▶ **WHAT YOU HAVE TO DO**
Give every entry again, word for word.

▶ **DATA SUPPLIED**
--- begin ---

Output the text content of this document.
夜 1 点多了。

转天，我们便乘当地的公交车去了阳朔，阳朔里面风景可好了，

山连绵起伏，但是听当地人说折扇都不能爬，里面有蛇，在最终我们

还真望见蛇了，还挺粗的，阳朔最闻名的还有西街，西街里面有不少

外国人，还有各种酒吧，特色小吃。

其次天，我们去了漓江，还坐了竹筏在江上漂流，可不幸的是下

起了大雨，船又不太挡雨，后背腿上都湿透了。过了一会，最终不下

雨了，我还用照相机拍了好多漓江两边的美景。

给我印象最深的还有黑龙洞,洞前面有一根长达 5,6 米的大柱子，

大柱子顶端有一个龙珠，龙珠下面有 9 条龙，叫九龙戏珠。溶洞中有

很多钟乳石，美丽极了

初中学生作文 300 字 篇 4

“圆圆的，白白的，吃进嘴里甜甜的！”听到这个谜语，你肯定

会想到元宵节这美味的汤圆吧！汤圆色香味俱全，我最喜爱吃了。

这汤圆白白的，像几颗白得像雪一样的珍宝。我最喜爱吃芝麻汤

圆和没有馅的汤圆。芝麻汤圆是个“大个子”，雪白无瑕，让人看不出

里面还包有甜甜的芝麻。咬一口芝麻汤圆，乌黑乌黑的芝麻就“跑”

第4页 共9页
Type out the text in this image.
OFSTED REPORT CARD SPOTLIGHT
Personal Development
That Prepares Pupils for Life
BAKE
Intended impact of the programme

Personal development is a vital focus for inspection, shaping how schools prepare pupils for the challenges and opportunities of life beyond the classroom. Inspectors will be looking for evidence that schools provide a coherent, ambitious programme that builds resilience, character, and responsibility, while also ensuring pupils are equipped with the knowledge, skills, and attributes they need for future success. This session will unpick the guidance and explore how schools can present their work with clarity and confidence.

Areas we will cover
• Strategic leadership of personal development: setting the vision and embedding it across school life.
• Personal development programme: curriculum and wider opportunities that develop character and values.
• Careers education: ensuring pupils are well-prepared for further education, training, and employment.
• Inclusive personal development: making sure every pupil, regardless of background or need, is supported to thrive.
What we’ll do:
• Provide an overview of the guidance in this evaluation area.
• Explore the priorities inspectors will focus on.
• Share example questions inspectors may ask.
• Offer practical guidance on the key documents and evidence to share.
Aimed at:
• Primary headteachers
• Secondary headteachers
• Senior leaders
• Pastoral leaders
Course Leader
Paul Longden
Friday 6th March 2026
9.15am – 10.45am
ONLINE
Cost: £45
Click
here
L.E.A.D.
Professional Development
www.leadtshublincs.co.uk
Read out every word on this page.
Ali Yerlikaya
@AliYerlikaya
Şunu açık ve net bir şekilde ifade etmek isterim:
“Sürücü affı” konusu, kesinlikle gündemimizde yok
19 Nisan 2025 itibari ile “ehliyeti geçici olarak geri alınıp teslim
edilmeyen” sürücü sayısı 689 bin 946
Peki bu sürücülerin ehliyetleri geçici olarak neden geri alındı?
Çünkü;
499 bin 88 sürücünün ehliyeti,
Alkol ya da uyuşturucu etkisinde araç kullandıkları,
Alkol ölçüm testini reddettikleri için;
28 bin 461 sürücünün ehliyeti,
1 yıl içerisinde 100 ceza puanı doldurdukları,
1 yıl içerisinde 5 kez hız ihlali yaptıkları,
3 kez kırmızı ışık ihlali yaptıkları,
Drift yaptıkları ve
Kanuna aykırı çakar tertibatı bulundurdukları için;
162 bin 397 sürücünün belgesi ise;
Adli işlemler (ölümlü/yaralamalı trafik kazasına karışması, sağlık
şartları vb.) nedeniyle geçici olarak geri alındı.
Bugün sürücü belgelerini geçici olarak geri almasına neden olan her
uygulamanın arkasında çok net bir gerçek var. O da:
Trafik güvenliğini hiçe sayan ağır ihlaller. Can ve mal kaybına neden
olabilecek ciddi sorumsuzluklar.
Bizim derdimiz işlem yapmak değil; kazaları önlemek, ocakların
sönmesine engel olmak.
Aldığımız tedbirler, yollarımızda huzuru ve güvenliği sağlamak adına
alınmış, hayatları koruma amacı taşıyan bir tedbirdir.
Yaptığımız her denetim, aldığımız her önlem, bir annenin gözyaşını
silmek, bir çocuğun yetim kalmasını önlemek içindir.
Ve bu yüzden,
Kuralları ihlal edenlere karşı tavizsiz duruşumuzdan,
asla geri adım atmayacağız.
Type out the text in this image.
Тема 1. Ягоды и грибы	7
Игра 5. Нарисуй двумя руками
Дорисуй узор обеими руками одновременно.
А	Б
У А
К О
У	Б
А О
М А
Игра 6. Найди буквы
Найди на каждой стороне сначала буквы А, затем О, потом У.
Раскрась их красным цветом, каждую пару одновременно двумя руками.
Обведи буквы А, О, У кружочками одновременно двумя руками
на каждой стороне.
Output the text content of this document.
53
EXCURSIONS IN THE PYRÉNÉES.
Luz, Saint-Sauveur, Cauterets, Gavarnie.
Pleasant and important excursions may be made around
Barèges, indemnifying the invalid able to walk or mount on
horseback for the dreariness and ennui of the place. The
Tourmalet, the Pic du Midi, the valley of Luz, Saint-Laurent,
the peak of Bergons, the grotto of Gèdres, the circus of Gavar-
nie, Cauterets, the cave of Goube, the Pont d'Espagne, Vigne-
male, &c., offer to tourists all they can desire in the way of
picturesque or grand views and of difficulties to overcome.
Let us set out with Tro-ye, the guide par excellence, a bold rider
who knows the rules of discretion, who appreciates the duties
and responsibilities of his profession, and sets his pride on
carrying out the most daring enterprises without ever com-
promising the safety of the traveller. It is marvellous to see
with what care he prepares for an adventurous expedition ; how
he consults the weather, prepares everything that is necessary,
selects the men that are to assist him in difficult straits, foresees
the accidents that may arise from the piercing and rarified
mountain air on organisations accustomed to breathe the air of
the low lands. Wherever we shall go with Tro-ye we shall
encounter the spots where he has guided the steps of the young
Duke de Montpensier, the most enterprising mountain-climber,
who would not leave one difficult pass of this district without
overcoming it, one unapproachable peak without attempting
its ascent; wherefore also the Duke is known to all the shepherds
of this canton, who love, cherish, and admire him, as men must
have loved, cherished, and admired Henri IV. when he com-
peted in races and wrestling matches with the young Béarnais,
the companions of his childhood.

--- end ---

▶ **OUTPUT OF THE TASK**
Output the text content of this document.
夜 1 点多了。

转天，我们便乘当地的公交车去了阳朔，阳朔里面风景可好了，

山连绵起伏，但是听当地人说折扇都不能爬，里面有蛇，在最终我们

还真望见蛇了，还挺粗的，阳朔最闻名的还有西街，西街里面有不少

外国人，还有各种酒吧，特色小吃。

其次天，我们去了漓江，还坐了竹筏在江上漂流，可不幸的是下

起了大雨，船又不太挡雨，后背腿上都湿透了。过了一会，最终不下

雨了，我还用照相机拍了好多漓江两边的美景。

给我印象最深的还有黑龙洞,洞前面有一根长达 5,6 米的大柱子，

大柱子顶端有一个龙珠，龙珠下面有 9 条龙，叫九龙戏珠。溶洞中有

很多钟乳石，美丽极了

初中学生作文 300 字 篇 4

“圆圆的，白白的，吃进嘴里甜甜的！”听到这个谜语，你肯定

会想到元宵节这美味的汤圆吧！汤圆色香味俱全，我最喜爱吃了。

这汤圆白白的，像几颗白得像雪一样的珍宝。我最喜爱吃芝麻汤

圆和没有馅的汤圆。芝麻汤圆是个“大个子”，雪白无瑕，让人看不出

里面还包有甜甜的芝麻。咬一口芝麻汤圆，乌黑乌黑的芝麻就“跑”

第4页 共9页
Type out the text in this image.
OFSTED REPORT CARD SPOTLIGHT
Personal Development
That Prepares Pupils for Life
BAKE
Intended impact of the programme

Personal development is a vital focus for inspection, shaping how schools prepare pupils for the challenges and opportunities of life beyond the classroom. Inspectors will be looking for evidence that schools provide a coherent, ambitious programme that builds resilience, character, and responsibility, while also ensuring pupils are equipped with the knowledge, skills, and attributes they need for future success. This session will unpick the guidance and explore how schools can present their work with clarity and confidence.

Areas we will cover
• Strategic leadership of personal development: setting the vision and embedding it across school life.
• Personal development programme: curriculum and wider opportunities that develop character and values.
• Careers education: ensuring pupils are well-prepared for further education, training, and employment.
• Inclusive personal development: making sure every pupil, regardless of background or need, is supported to thrive.
What we’ll do:
• Provide an overview of the guidance in this evaluation area.
• Explore the priorities inspectors will focus on.
• Share example questions inspectors may ask.
• Offer practical guidance on the key documents and evidence to share.
Aimed at:
• Primary headteachers
• Secondary headteachers
• Senior leaders
• Pastoral leaders
Course Leader
Paul Longden
Friday 6th March 2026
9.15am – 10.45am
ONLINE
Cost: £45
Click
here
L.E.A.D.
Professional Development
www.leadtshublincs.co.uk
Read out every word on this page.
Ali Yerlikaya
@AliYerlikaya
Şunu açık ve net bir şekilde ifade etmek isterim:
“Sürücü affı” konusu, kesinlikle gündemimizde yok
19 Nisan 2025 itibari ile “ehliyeti geçici olarak geri alınıp teslim
edilmeyen” sürücü sayısı 689 bin 946
Peki bu sürücülerin ehliyetleri geçici olarak neden geri alındı?
Çünkü;
499 bin 88 sürücünün ehliyeti,
Alkol ya da uyuşturucu etkisinde araç kullandıkları,
Alkol ölçüm testini reddettikleri için;
28 bin 461 sürücünün ehliyeti,
1 yıl içerisinde 100 ceza puanı doldurdukları,
1 yıl içerisinde 5 kez hız ihlali yaptıkları,
3 kez kırmızı ışık ihlali yaptıkları,
Drift yaptıkları ve
Kanuna aykırı çakar tertibatı bulundurdukları için;
162 bin 397 sürücünün belgesi ise;
Adli işlemler (ölümlü/yaralamalı trafik kazasına karışması, sağlık
şartları vb.) nedeniyle geçici olarak geri alındı.
Bugün sürücü belgelerini geçici olarak geri almasına neden olan her
uygulamanın arkasında çok net bir gerçek var. O da:
Trafik güvenliğini hiçe sayan ağır ihlaller. Can ve mal kaybına neden
olabilecek ciddi sorumsuzluklar.
Bizim derdimiz işlem yapmak değil; kazaları önlemek, ocakların
sönmesine engel olmak.
Aldığımız tedbirler, yollarımızda huzuru ve güvenliği sağlamak adına
alınmış, hayatları koruma amacı taşıyan bir tedbirdir.
Yaptığımız her denetim, aldığımız her önlem, bir annenin gözyaşını
silmek, bir çocuğun yetim kalmasını önlemek içindir.
Ve bu yüzden,
Kuralları ihlal edenlere karşı tavizsiz duruşumuzdan,
asla geri adım atmayacağız.
Type out the text in this image.
Тема 1. Ягоды и грибы	7
Игра 5. Нарисуй двумя руками
Дорисуй узор обеими руками одновременно.
А	Б
У А
К О
У	Б
А О
М А
Игра 6. Найди буквы
Найди на каждой стороне сначала буквы А, затем О, потом У.
Раскрась их красным цветом, каждую пару одновременно двумя руками.
Обведи буквы А, О, У кружочками одновременно двумя руками
на каждой стороне.
Output the text content of this document.
53
EXCURSIONS IN THE PYRÉNÉES.
Luz, Saint-Sauveur, Cauterets, Gavarnie.
Pleasant and important excursions may be made around
Barèges, indemnifying the invalid able to walk or mount on
horseback for the dreariness and ennui of the place. The
Tourmalet, the Pic du Midi, the valley of Luz, Saint-Laurent,
the peak of Bergons, the grotto of Gèdres, the circus of Gavar-
nie, Cauterets, the cave of Goube, the Pont d'Espagne, Vigne-
male, &c., offer to tourists all they can desire in the way of
picturesque or grand views and of difficulties to overcome.
Let us set out with Tro-ye, the guide par excellence, a bold rider
who knows the rules of discretion, who appreciates the duties
and responsibilities of his profession, and sets his pride on
carrying out the most daring enterprises without ever com-
promising the safety of the traveller. It is marvellous to see
with what care he prepares for an adventurous expedition ; how
he consults the weather, prepares everything that is necessary,
selects the men that are to assist him in difficult straits, foresees
the accidents that may arise from the piercing and rarified
mountain air on organisations accustomed to breathe the air of
the low lands. Wherever we shall go with Tro-ye we shall
encounter the spots where he has guided the steps of the young
Duke de Montpensier, the most enterprising mountain-climber,
who would not leave one difficult pass of this district without
overcoming it, one unapproachable peak without attempting
its ascent; wherefore also the Duke is known to all the shepherds
of this canton, who love, cherish, and admire him, as men must
have loved, cherished, and admired Henri IV. when he com-
peted in races and wrestling matches with the young Béarnais,
the companions of his childhood.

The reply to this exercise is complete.